• Task instructions: Gather all lines in the records below that include the word "data".

• Material provided:

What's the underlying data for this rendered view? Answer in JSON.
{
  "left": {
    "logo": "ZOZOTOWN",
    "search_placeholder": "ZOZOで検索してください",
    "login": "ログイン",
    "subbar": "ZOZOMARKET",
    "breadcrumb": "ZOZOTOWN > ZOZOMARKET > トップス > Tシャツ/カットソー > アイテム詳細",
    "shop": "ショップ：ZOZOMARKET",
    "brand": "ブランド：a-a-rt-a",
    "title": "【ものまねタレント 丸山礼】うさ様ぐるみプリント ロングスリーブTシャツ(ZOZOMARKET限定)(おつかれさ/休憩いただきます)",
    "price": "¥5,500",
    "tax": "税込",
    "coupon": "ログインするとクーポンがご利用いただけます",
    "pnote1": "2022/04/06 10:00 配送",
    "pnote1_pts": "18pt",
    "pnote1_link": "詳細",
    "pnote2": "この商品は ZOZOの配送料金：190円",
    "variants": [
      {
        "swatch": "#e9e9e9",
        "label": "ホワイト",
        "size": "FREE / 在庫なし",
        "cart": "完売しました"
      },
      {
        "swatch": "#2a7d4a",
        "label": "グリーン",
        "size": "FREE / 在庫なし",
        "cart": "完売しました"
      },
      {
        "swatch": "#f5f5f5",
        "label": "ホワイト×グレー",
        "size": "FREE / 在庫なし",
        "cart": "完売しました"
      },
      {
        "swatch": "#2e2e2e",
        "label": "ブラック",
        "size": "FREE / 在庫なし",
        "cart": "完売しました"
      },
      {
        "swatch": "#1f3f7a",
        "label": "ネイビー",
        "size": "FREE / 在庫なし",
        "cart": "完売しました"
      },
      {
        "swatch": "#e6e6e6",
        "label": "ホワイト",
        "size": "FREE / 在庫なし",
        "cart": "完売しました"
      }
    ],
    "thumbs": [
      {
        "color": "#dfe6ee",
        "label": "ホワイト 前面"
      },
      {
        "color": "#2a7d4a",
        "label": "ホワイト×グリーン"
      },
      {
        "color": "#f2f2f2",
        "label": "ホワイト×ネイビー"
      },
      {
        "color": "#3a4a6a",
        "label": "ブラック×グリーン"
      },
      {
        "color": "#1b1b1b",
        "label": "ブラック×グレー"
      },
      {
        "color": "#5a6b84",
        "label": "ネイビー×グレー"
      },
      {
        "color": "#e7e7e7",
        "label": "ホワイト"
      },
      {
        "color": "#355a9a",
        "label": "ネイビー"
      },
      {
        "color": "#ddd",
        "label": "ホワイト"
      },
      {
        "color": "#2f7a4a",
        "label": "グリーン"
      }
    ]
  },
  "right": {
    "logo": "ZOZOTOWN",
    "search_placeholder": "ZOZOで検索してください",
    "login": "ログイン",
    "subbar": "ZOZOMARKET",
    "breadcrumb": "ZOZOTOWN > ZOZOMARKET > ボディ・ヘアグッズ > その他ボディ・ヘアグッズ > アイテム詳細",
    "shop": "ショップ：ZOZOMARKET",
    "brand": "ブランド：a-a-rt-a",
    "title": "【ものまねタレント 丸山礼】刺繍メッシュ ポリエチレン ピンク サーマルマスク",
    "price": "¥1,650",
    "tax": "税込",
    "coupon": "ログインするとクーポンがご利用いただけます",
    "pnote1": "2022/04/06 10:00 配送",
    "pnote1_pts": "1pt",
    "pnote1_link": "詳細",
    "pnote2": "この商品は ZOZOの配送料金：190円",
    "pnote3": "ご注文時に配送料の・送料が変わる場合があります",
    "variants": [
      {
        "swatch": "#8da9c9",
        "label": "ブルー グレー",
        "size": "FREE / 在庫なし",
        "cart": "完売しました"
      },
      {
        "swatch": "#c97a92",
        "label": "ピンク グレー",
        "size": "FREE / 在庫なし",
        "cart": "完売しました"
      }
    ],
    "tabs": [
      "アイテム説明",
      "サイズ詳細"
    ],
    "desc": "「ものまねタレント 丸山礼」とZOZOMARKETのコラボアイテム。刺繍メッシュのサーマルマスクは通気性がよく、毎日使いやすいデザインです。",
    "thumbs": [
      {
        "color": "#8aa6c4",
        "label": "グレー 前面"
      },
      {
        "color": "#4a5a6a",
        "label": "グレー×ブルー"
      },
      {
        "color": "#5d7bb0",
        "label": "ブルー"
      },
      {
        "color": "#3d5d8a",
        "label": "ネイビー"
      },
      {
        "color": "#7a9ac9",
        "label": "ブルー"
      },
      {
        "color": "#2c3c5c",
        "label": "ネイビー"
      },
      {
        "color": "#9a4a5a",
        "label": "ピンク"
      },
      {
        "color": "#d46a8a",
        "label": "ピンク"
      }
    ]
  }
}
--
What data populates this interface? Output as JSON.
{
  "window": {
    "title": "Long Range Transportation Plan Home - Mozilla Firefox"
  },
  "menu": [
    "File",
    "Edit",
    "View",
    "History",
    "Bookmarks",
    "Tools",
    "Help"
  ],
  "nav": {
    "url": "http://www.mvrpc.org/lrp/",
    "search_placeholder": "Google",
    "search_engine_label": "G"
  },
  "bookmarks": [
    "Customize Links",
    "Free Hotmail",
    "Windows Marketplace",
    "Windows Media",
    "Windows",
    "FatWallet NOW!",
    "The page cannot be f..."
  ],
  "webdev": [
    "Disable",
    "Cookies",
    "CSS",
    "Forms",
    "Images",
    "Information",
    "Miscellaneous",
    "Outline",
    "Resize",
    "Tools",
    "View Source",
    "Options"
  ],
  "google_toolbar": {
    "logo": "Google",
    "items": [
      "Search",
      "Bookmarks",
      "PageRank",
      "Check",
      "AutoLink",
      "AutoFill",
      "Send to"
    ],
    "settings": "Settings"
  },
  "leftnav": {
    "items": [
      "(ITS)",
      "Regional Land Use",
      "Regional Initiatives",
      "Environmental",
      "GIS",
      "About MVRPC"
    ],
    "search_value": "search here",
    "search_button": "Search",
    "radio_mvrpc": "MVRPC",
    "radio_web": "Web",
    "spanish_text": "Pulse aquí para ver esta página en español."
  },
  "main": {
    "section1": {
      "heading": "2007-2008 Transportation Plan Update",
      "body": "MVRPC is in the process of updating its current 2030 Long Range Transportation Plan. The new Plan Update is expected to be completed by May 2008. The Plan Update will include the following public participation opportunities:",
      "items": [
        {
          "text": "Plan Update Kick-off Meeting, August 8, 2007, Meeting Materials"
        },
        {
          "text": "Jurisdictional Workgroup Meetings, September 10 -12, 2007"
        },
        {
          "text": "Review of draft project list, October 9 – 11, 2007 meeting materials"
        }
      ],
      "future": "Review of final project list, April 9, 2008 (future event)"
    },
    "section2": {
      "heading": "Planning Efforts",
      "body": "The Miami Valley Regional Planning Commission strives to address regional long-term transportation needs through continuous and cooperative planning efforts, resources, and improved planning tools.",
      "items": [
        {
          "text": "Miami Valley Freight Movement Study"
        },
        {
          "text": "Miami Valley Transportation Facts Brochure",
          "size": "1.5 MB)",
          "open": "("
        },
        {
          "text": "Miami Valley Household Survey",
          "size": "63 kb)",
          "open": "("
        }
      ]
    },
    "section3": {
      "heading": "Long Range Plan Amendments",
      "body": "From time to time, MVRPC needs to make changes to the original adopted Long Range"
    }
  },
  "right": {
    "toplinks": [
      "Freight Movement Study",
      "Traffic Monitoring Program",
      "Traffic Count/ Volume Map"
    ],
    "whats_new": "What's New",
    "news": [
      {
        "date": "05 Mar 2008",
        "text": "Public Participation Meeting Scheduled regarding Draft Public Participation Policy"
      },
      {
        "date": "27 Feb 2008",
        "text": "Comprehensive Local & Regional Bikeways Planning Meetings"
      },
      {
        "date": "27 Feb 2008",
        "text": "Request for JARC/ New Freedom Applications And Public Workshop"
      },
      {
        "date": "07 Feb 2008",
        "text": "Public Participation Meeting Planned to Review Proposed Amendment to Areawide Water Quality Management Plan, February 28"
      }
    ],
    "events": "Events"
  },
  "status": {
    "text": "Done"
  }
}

• Solution to the problem:
What's the underlying data for this rendered view? Answer in JSON.
What data populates this interface? Output as JSON.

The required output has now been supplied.